◆ What is being asked
Output each entry verbatim and exclude every picture from it.

◆ Task data
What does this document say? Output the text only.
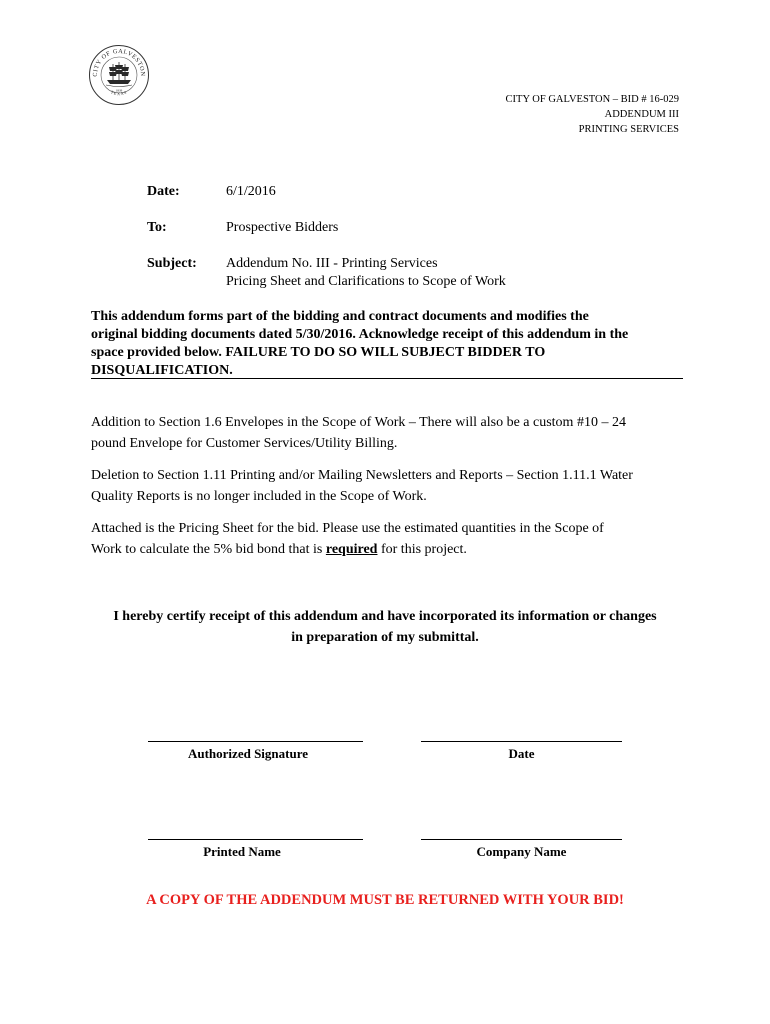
CITY OF GALVESTON
TEXAS
1839
CITY OF GALVESTON – BID # 16-029
ADDENDUM III
PRINTING SERVICES
Date:	6/1/2016
To:	Prospective Bidders
Subject: Addendum No. III - Printing Services
Pricing Sheet and Clarifications to Scope of Work
This addendum forms part of the bidding and contract documents and modifies the
original bidding documents dated 5/30/2016. Acknowledge receipt of this addendum in the
space provided below. FAILURE TO DO SO WILL SUBJECT BIDDER TO
DISQUALIFICATION.
Addition to Section 1.6 Envelopes in the Scope of Work – There will also be a custom #10 – 24
pound Envelope for Customer Services/Utility Billing.
Deletion to Section 1.11 Printing and/or Mailing Newsletters and Reports – Section 1.11.1 Water
Quality Reports is no longer included in the Scope of Work.
Attached is the Pricing Sheet for the bid. Please use the estimated quantities in the Scope of
Work to calculate the 5% bid bond that is required for this project.
I hereby certify receipt of this addendum and have incorporated its information or changes
in preparation of my submittal.
Authorized Signature	Date
Printed Name	Company Name
A COPY OF THE ADDENDUM MUST BE RETURNED WITH YOUR BID!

◆ Solution to the problem
What does this document say? Output the text only.
CITY OF GALVESTON
TEXAS
1839
CITY OF GALVESTON – BID # 16-029
ADDENDUM III
PRINTING SERVICES
Date:	6/1/2016
To:	Prospective Bidders
Subject: Addendum No. III - Printing Services
Pricing Sheet and Clarifications to Scope of Work
This addendum forms part of the bidding and contract documents and modifies the
original bidding documents dated 5/30/2016. Acknowledge receipt of this addendum in the
space provided below. FAILURE TO DO SO WILL SUBJECT BIDDER TO
DISQUALIFICATION.
Addition to Section 1.6 Envelopes in the Scope of Work – There will also be a custom #10 – 24
pound Envelope for Customer Services/Utility Billing.
Deletion to Section 1.11 Printing and/or Mailing Newsletters and Reports – Section 1.11.1 Water
Quality Reports is no longer included in the Scope of Work.
Attached is the Pricing Sheet for the bid. Please use the estimated quantities in the Scope of
Work to calculate the 5% bid bond that is required for this project.
I hereby certify receipt of this addendum and have incorporated its information or changes
in preparation of my submittal.
Authorized Signature	Date
Printed Name	Company Name
A COPY OF THE ADDENDUM MUST BE RETURNED WITH YOUR BID!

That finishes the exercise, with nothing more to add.